_Extrait à lire_.
┄┄┄┄┄┄

[16] Le rôle de la division générale n’est pas de juger de la sévérité de la sanction imposée par l’employeur ni de savoir s’il a mal agit en congédiant la prestataire de sorte que son congédiement était injustifié, mais bien de décider si la prestataire était coupable d’inconduite et si celle-ci a entraîné son congédiementNote de bas de page 1.

[17] La division générale a décidé que la prestataire avait perdu son emploi parce qu’elle a refusé de se faire vacciner conformément à la politique de l’employeur. Elle avait été informée de la politique de l’employeur et avait eu du temps pour s’y conformer. Elle n’a pas obtenu d’exemption. La prestataire a refusé intentionnellement; ce refus était volontaire. C’était la cause directe de son congédiement. La division générale a conclu que la prestataire savait que son refus de se conformer à la politique pouvait entraîner son congédiement.

[18] La division générale a conclu à partir de la preuve prépondérante que le comportement de la prestataire constituait une inconduite.

[19] Il est bien établi que le non-respect délibéré de la politique de l’employeur est considéré comme une inconduite au sens de la Loi sur l’assurance-emploi (Loi)Note de bas de page 2.
┄┄┄┄┄┄
_Données fournies_.
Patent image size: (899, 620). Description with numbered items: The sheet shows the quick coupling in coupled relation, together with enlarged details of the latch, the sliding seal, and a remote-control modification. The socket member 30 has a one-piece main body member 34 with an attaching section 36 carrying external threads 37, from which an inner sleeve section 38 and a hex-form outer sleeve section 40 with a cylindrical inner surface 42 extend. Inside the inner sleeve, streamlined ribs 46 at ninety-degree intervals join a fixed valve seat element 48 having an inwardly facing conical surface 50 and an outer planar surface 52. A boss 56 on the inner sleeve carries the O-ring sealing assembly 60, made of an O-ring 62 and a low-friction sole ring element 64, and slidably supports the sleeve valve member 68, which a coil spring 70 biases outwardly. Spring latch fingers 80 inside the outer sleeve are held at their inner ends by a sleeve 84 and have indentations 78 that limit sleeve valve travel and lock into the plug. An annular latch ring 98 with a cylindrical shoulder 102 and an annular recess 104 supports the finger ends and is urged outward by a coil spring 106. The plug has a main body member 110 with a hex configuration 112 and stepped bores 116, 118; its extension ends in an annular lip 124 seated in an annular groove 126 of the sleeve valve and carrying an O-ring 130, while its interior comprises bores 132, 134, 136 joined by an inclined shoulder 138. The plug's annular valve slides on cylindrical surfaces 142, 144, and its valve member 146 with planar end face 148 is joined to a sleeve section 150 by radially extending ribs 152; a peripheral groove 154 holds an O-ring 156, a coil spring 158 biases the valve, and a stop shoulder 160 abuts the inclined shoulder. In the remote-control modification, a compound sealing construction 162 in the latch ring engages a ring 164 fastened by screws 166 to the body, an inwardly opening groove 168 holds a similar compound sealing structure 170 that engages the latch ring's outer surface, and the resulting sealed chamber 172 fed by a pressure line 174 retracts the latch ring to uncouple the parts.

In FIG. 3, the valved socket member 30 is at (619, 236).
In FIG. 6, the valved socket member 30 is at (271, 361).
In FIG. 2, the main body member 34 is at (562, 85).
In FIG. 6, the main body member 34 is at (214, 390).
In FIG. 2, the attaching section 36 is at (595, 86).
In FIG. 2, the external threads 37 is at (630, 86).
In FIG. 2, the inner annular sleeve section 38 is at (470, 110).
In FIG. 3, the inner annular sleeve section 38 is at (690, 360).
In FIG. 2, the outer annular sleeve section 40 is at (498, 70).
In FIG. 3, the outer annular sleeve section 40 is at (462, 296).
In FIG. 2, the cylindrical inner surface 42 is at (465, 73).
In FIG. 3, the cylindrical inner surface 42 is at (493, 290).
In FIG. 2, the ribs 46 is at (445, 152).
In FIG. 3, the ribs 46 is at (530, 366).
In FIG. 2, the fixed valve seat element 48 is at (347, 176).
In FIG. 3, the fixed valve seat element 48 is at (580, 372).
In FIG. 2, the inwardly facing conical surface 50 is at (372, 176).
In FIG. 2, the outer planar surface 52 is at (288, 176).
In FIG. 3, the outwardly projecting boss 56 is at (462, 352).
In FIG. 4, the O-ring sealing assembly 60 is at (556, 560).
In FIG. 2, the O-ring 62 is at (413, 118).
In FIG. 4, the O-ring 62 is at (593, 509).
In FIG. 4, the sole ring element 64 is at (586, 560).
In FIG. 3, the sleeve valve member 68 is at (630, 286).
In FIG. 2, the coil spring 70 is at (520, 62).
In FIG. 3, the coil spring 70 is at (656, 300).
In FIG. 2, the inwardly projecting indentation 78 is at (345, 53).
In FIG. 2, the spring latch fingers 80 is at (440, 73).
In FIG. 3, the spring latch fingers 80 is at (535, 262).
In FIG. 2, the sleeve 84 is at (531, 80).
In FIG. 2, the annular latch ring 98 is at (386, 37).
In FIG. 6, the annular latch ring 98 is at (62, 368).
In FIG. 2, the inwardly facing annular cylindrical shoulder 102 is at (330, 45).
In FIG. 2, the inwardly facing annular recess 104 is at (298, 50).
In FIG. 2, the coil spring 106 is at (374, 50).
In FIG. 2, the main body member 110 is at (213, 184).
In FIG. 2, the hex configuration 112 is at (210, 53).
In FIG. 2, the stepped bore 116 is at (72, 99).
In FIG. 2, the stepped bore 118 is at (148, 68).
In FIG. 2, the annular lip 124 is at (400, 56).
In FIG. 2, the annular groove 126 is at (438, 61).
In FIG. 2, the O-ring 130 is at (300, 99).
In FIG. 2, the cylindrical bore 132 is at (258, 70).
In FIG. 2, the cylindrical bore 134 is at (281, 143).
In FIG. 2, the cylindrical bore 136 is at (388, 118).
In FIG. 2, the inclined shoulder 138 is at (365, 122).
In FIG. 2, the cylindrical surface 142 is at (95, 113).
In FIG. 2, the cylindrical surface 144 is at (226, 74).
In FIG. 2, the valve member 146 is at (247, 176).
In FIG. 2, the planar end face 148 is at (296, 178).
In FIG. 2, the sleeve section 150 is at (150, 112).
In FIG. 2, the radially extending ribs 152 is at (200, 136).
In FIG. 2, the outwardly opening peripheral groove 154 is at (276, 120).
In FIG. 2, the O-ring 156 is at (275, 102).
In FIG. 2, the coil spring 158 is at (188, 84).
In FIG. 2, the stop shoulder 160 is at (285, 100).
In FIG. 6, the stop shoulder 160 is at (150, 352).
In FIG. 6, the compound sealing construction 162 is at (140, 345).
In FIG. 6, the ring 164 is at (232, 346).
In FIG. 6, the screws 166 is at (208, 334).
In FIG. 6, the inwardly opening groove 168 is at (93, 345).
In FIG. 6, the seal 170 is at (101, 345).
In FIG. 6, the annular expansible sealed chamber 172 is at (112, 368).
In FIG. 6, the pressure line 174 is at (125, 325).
┄┄┄┄┄┄
_Énoncé_. Dans l'extrait, repérez le paragraphe [17] et dressez la liste de tous les faits concernant la prestataire que la division générale y retient.

_Corrigé_.
- Elle a perdu son emploi parce qu'elle a refusé de se faire vacciner conformément à la politique de l'employeur.
- Elle avait été informée de la politique de l'employeur.
- Elle avait eu du temps pour s'y conformer.
- Elle n'a pas obtenu d'exemption.
- Son refus était intentionnel et volontaire.
- Ce refus a été la cause directe de son congédiement.
- Elle savait que son refus de se conformer à la politique pouvait entraîner son congédiement.